:: ROWS ::
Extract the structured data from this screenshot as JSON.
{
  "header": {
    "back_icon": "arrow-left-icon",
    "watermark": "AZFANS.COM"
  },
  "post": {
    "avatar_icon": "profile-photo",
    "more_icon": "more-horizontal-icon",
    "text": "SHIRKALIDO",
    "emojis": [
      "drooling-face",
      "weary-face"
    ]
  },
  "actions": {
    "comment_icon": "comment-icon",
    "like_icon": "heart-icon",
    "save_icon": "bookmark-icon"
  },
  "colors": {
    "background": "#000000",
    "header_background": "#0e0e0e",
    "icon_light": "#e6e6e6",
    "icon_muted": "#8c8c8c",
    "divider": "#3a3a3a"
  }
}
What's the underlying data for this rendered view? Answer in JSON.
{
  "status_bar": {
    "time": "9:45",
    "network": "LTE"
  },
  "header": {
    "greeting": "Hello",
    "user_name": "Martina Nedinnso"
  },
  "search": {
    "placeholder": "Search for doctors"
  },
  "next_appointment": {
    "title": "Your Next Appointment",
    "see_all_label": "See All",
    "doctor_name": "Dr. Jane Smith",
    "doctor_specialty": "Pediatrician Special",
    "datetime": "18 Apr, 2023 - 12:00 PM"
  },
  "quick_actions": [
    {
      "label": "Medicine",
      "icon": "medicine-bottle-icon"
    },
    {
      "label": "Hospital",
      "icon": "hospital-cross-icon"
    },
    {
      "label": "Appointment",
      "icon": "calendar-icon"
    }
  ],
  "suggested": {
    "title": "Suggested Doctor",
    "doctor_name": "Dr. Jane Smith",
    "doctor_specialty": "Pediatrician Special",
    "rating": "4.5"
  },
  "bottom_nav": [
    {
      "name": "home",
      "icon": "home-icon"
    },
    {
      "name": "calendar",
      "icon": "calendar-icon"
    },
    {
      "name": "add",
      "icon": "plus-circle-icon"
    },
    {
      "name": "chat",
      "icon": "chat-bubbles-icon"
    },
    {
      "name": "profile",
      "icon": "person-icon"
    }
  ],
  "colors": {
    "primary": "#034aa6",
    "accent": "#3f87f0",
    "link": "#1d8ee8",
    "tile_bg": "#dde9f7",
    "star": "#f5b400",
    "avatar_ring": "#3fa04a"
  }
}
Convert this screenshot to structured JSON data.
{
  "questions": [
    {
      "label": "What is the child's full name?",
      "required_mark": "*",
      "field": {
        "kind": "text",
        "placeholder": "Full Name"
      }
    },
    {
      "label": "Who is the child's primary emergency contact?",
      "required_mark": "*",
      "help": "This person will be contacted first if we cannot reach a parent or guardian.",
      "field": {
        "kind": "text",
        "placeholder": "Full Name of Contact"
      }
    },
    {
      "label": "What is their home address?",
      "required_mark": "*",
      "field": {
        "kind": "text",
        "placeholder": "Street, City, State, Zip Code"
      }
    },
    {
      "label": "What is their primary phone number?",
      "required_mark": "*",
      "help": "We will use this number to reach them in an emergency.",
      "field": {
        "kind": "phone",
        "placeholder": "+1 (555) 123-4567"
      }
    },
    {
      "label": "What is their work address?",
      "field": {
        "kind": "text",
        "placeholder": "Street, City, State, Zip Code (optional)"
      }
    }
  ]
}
:::
- WHAT NEEDS TO BE DONE
Quote each line above in full, word for word.

- WRITTEN REPLY
Extract the structured data from this screenshot as JSON.
{
  "header": {
    "back_icon": "arrow-left-icon",
    "watermark": "AZFANS.COM"
  },
  "post": {
    "avatar_icon": "profile-photo",
    "more_icon": "more-horizontal-icon",
    "text": "SHIRKALIDO",
    "emojis": [
      "drooling-face",
      "weary-face"
    ]
  },
  "actions": {
    "comment_icon": "comment-icon",
    "like_icon": "heart-icon",
    "save_icon": "bookmark-icon"
  },
  "colors": {
    "background": "#000000",
    "header_background": "#0e0e0e",
    "icon_light": "#e6e6e6",
    "icon_muted": "#8c8c8c",
    "divider": "#3a3a3a"
  }
}
What's the underlying data for this rendered view? Answer in JSON.
{
  "status_bar": {
    "time": "9:45",
    "network": "LTE"
  },
  "header": {
    "greeting": "Hello",
    "user_name": "Martina Nedinnso"
  },
  "search": {
    "placeholder": "Search for doctors"
  },
  "next_appointment": {
    "title": "Your Next Appointment",
    "see_all_label": "See All",
    "doctor_name": "Dr. Jane Smith",
    "doctor_specialty": "Pediatrician Special",
    "datetime": "18 Apr, 2023 - 12:00 PM"
  },
  "quick_actions": [
    {
      "label": "Medicine",
      "icon": "medicine-bottle-icon"
    },
    {
      "label": "Hospital",
      "icon": "hospital-cross-icon"
    },
    {
      "label": "Appointment",
      "icon": "calendar-icon"
    }
  ],
  "suggested": {
    "title": "Suggested Doctor",
    "doctor_name": "Dr. Jane Smith",
    "doctor_specialty": "Pediatrician Special",
    "rating": "4.5"
  },
  "bottom_nav": [
    {
      "name": "home",
      "icon": "home-icon"
    },
    {
      "name": "calendar",
      "icon": "calendar-icon"
    },
    {
      "name": "add",
      "icon": "plus-circle-icon"
    },
    {
      "name": "chat",
      "icon": "chat-bubbles-icon"
    },
    {
      "name": "profile",
      "icon": "person-icon"
    }
  ],
  "colors": {
    "primary": "#034aa6",
    "accent": "#3f87f0",
    "link": "#1d8ee8",
    "tile_bg": "#dde9f7",
    "star": "#f5b400",
    "avatar_ring": "#3fa04a"
  }
}
Convert this screenshot to structured JSON data.
{
  "questions": [
    {
      "label": "What is the child's full name?",
      "required_mark": "*",
      "field": {
        "kind": "text",
        "placeholder": "Full Name"
      }
    },
    {
      "label": "Who is the child's primary emergency contact?",
      "required_mark": "*",
      "help": "This person will be contacted first if we cannot reach a parent or guardian.",
      "field": {
        "kind": "text",
        "placeholder": "Full Name of Contact"
      }
    },
    {
      "label": "What is their home address?",
      "required_mark": "*",
      "field": {
        "kind": "text",
        "placeholder": "Street, City, State, Zip Code"
      }
    },
    {
      "label": "What is their primary phone number?",
      "required_mark": "*",
      "help": "We will use this number to reach them in an emergency.",
      "field": {
        "kind": "phone",
        "placeholder": "+1 (555) 123-4567"
      }
    },
    {
      "label": "What is their work address?",
      "field": {
        "kind": "text",
        "placeholder": "Street, City, State, Zip Code (optional)"
      }
    }
  ]
}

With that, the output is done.